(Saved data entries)
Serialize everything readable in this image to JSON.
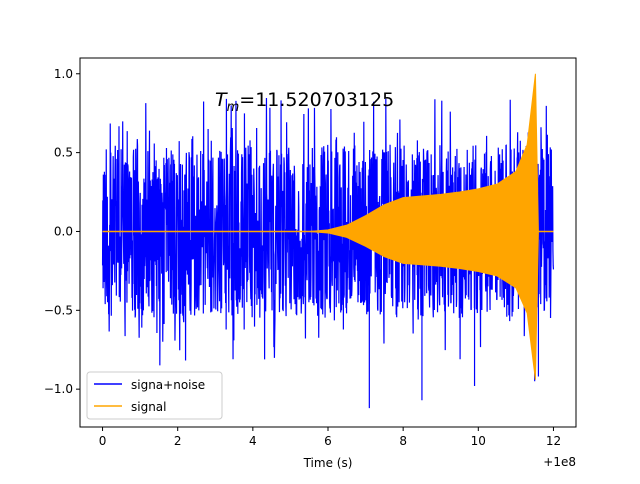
{
  "chart_data": {
    "type": "line",
    "title": "",
    "annotation": {
      "symbol": "T",
      "subscript": "m",
      "value": "=11.520703125"
    },
    "xlabel": "Time (s)",
    "ylabel": "",
    "x_offset_label": "+1e8",
    "xlim": [
      -0.6,
      12.6
    ],
    "ylim": [
      -1.24,
      1.1
    ],
    "x_ticks": [
      0,
      2,
      4,
      6,
      8,
      10,
      12
    ],
    "y_ticks": [
      -1.0,
      -0.5,
      0.0,
      0.5,
      1.0
    ],
    "x_tick_labels": [
      "0",
      "2",
      "4",
      "6",
      "8",
      "10",
      "12"
    ],
    "y_tick_labels": [
      "−1.0",
      "−0.5",
      "0.0",
      "0.5",
      "1.0"
    ],
    "grid": false,
    "legend_placement": "lower-left",
    "series": [
      {
        "name": "signa+noise",
        "color": "#0000ff",
        "description_note": "",
        "x_range": [
          0,
          12
        ],
        "noise_band": [
          -0.55,
          0.55
        ],
        "spike_max": 0.85,
        "spike_min": -1.12
      },
      {
        "name": "signal",
        "color": "#ffa500",
        "envelope": [
          {
            "x": 0.0,
            "amp": 0.0
          },
          {
            "x": 5.5,
            "amp": 0.0
          },
          {
            "x": 6.0,
            "amp": 0.01
          },
          {
            "x": 6.5,
            "amp": 0.04
          },
          {
            "x": 7.0,
            "amp": 0.1
          },
          {
            "x": 7.5,
            "amp": 0.17
          },
          {
            "x": 8.0,
            "amp": 0.215
          },
          {
            "x": 8.5,
            "amp": 0.225
          },
          {
            "x": 9.0,
            "amp": 0.235
          },
          {
            "x": 9.5,
            "amp": 0.25
          },
          {
            "x": 10.0,
            "amp": 0.27
          },
          {
            "x": 10.5,
            "amp": 0.3
          },
          {
            "x": 11.0,
            "amp": 0.38
          },
          {
            "x": 11.3,
            "amp": 0.55
          },
          {
            "x": 11.52,
            "amp": 1.0
          },
          {
            "x": 11.6,
            "amp": 0.0
          },
          {
            "x": 12.0,
            "amp": 0.0
          }
        ]
      }
    ]
  }
}
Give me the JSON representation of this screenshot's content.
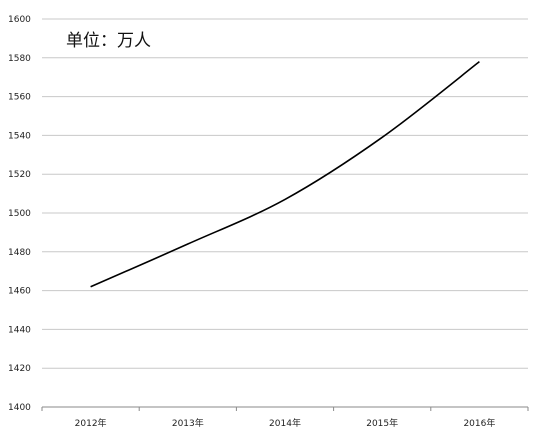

- TASK: Using the records above, select and copy every line that has the word "JSON".

- THE COMPLETED TASK:
Serialize everything readable in this image to JSON.
Give me the JSON representation of this screenshot's content.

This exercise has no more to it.